_Objective_: Quote the whole listing word for word, please.

★ ★ ★ ★

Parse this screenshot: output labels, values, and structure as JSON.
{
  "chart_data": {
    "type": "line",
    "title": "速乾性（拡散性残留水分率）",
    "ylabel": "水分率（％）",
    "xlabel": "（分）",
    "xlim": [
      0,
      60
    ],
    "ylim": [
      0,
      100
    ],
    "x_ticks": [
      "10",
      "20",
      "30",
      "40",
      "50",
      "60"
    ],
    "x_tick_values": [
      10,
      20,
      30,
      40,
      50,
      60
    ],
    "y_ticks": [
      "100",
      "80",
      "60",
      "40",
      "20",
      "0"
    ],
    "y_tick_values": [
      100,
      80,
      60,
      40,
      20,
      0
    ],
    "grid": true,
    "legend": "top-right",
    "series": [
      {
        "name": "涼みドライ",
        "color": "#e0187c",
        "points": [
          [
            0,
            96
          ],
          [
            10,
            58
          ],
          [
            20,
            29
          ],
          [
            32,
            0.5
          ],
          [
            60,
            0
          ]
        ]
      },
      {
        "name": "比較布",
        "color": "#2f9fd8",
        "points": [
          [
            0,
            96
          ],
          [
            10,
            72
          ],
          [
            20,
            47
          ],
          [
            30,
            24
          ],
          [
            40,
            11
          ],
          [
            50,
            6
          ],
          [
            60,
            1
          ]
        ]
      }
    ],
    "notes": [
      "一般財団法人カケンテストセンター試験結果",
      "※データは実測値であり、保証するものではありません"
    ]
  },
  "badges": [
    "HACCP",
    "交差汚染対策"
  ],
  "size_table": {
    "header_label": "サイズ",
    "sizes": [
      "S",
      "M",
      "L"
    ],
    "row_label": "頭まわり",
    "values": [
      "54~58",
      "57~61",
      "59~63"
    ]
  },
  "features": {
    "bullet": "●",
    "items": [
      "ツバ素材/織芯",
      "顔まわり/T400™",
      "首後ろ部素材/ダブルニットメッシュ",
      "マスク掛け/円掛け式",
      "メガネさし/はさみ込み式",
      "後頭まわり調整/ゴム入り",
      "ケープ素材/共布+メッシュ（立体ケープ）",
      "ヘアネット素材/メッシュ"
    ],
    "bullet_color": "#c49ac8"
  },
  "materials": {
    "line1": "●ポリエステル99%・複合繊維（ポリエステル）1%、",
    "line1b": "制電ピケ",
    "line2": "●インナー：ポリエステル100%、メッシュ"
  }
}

★ ★ ★ ★

_Reply to the task_:
Parse this screenshot: output labels, values, and structure as JSON.
{
  "chart_data": {
    "type": "line",
    "title": "速乾性（拡散性残留水分率）",
    "ylabel": "水分率（％）",
    "xlabel": "（分）",
    "xlim": [
      0,
      60
    ],
    "ylim": [
      0,
      100
    ],
    "x_ticks": [
      "10",
      "20",
      "30",
      "40",
      "50",
      "60"
    ],
    "x_tick_values": [
      10,
      20,
      30,
      40,
      50,
      60
    ],
    "y_ticks": [
      "100",
      "80",
      "60",
      "40",
      "20",
      "0"
    ],
    "y_tick_values": [
      100,
      80,
      60,
      40,
      20,
      0
    ],
    "grid": true,
    "legend": "top-right",
    "series": [
      {
        "name": "涼みドライ",
        "color": "#e0187c",
        "points": [
          [
            0,
            96
          ],
          [
            10,
            58
          ],
          [
            20,
            29
          ],
          [
            32,
            0.5
          ],
          [
            60,
            0
          ]
        ]
      },
      {
        "name": "比較布",
        "color": "#2f9fd8",
        "points": [
          [
            0,
            96
          ],
          [
            10,
            72
          ],
          [
            20,
            47
          ],
          [
            30,
            24
          ],
          [
            40,
            11
          ],
          [
            50,
            6
          ],
          [
            60,
            1
          ]
        ]
      }
    ],
    "notes": [
      "一般財団法人カケンテストセンター試験結果",
      "※データは実測値であり、保証するものではありません"
    ]
  },
  "badges": [
    "HACCP",
    "交差汚染対策"
  ],
  "size_table": {
    "header_label": "サイズ",
    "sizes": [
      "S",
      "M",
      "L"
    ],
    "row_label": "頭まわり",
    "values": [
      "54~58",
      "57~61",
      "59~63"
    ]
  },
  "features": {
    "bullet": "●",
    "items": [
      "ツバ素材/織芯",
      "顔まわり/T400™",
      "首後ろ部素材/ダブルニットメッシュ",
      "マスク掛け/円掛け式",
      "メガネさし/はさみ込み式",
      "後頭まわり調整/ゴム入り",
      "ケープ素材/共布+メッシュ（立体ケープ）",
      "ヘアネット素材/メッシュ"
    ],
    "bullet_color": "#c49ac8"
  },
  "materials": {
    "line1": "●ポリエステル99%・複合繊維（ポリエステル）1%、",
    "line1b": "制電ピケ",
    "line2": "●インナー：ポリエステル100%、メッシュ"
  }
}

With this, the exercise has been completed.